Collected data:
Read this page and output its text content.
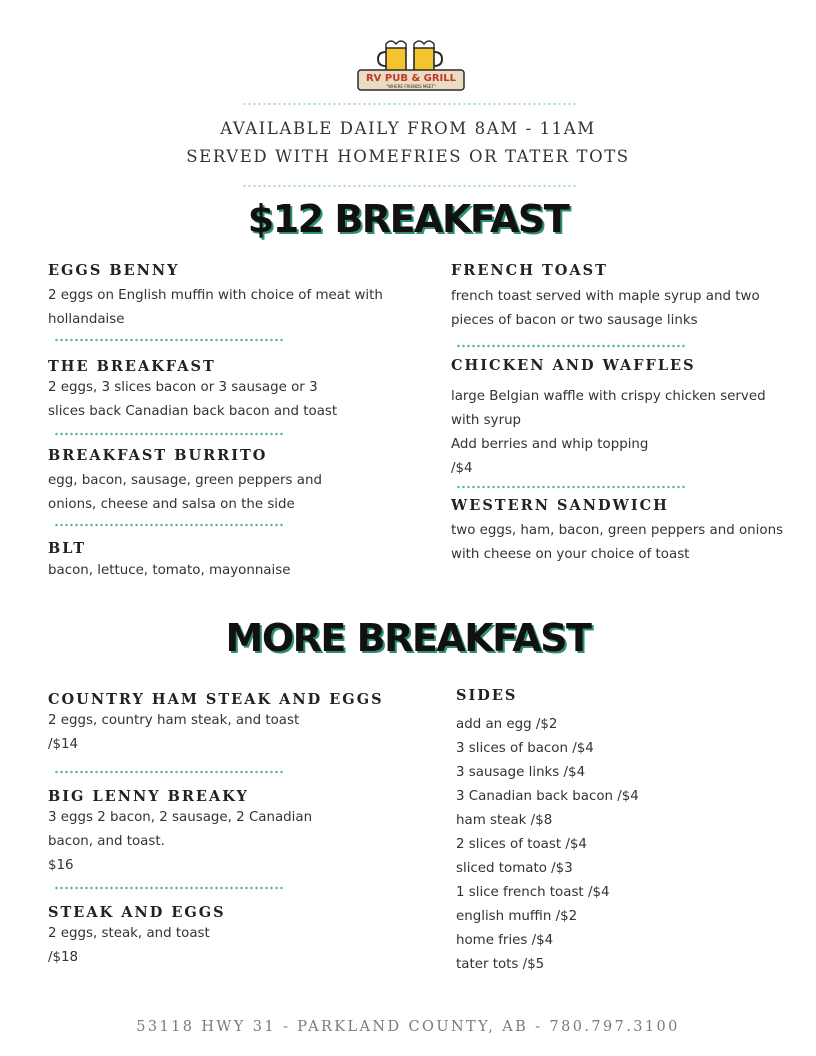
RV PUB & GRILL
"WHERE FRIENDS MEET"
AVAILABLE DAILY FROM 8AM - 11AM
SERVED WITH HOMEFRIES OR TATER TOTS
$12 BREAKFAST
EGGS BENNY
2 eggs on English muffin with choice of meat with
hollandaise
THE BREAKFAST
2 eggs, 3 slices bacon or 3 sausage or 3
slices back Canadian back bacon and toast
BREAKFAST BURRITO
egg, bacon, sausage, green peppers and
onions, cheese and salsa on the side
BLT
bacon, lettuce, tomato, mayonnaise
FRENCH TOAST
french toast served with maple syrup and two
pieces of bacon or two sausage links
CHICKEN AND WAFFLES
large Belgian waffle with crispy chicken served
with syrup
Add berries and whip topping
/$4
WESTERN SANDWICH
two eggs, ham, bacon, green peppers and onions
with cheese on your choice of toast
MORE BREAKFAST
COUNTRY HAM STEAK AND EGGS
2 eggs, country ham steak, and toast
/$14
BIG LENNY BREAKY
3 eggs 2 bacon, 2 sausage, 2 Canadian
bacon, and toast.
$16
STEAK AND EGGS
2 eggs, steak, and toast
/$18
SIDES
add an egg /$2
3 slices of bacon /$4
3 sausage links /$4
3 Canadian back bacon /$4
ham steak /$8
2 slices of toast /$4
sliced tomato /$3
1 slice french toast /$4
english muffin /$2
home fries /$4
tater tots /$5
53118 HWY 31 - PARKLAND COUNTY, AB - 780.797.3100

#### [Written instruction]
Pull every line containing "choice" from the material above.

#### [Full response]
2 eggs on English muffin with choice of meat with
with cheese on your choice of toast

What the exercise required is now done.